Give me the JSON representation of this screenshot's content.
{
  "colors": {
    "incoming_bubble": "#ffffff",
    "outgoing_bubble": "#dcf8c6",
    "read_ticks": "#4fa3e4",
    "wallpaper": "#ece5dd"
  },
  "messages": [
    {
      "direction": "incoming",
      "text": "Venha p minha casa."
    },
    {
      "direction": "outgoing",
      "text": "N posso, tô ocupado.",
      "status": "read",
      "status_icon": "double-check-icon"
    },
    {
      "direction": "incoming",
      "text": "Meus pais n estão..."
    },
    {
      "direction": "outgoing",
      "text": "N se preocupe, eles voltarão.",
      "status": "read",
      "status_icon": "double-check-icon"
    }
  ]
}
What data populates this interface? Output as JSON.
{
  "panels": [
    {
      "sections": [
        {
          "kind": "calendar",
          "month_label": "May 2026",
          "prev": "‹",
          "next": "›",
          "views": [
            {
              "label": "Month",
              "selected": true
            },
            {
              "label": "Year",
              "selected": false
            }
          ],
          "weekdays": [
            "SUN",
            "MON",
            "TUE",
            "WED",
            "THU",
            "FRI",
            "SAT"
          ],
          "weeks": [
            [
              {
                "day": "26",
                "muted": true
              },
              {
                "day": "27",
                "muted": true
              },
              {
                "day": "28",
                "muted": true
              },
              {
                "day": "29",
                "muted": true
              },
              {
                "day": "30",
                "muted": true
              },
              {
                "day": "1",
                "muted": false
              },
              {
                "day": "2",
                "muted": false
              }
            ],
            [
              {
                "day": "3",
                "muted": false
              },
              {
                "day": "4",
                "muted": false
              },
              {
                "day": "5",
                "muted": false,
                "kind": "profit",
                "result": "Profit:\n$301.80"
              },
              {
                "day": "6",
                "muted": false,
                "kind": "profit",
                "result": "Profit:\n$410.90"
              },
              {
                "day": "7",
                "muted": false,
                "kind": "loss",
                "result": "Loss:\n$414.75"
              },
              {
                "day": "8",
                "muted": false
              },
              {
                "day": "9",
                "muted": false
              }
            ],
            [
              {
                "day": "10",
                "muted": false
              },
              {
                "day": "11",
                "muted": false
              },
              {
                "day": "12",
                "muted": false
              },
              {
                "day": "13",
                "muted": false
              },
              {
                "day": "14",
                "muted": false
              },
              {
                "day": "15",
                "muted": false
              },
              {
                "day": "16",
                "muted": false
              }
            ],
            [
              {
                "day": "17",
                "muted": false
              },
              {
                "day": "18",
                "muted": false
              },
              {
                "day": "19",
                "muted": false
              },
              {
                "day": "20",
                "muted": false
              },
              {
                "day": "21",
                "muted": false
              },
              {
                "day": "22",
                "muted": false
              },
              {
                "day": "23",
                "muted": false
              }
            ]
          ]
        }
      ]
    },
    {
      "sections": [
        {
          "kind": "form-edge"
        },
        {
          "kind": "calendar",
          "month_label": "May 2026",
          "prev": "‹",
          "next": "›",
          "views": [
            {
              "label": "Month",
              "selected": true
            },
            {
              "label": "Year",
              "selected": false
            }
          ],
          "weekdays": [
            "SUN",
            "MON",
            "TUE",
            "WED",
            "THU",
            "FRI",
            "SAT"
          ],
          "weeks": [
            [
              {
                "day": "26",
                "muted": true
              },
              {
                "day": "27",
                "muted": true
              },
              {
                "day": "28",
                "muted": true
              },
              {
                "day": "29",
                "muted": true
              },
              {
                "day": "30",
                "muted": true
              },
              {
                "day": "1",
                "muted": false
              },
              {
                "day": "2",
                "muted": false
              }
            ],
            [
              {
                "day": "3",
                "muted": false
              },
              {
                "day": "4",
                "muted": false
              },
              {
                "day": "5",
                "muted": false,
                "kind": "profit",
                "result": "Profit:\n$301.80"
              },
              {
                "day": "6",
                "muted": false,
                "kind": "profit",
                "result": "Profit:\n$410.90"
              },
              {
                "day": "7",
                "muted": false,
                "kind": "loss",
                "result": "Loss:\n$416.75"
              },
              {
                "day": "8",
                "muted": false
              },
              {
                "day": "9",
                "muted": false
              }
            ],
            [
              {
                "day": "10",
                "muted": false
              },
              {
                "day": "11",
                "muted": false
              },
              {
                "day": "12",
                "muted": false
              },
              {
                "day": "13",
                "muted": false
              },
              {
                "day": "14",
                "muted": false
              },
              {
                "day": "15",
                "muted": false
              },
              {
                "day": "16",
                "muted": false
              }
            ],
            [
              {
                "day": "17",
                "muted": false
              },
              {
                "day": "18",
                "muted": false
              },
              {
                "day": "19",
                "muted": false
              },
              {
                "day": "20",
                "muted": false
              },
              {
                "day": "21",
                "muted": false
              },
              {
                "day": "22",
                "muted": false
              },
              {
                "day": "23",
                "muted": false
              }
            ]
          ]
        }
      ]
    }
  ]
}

-------------------------

Task brief: The required answer is a single number: the count of lines in the entries that hold the string "text".

Problem solution: 4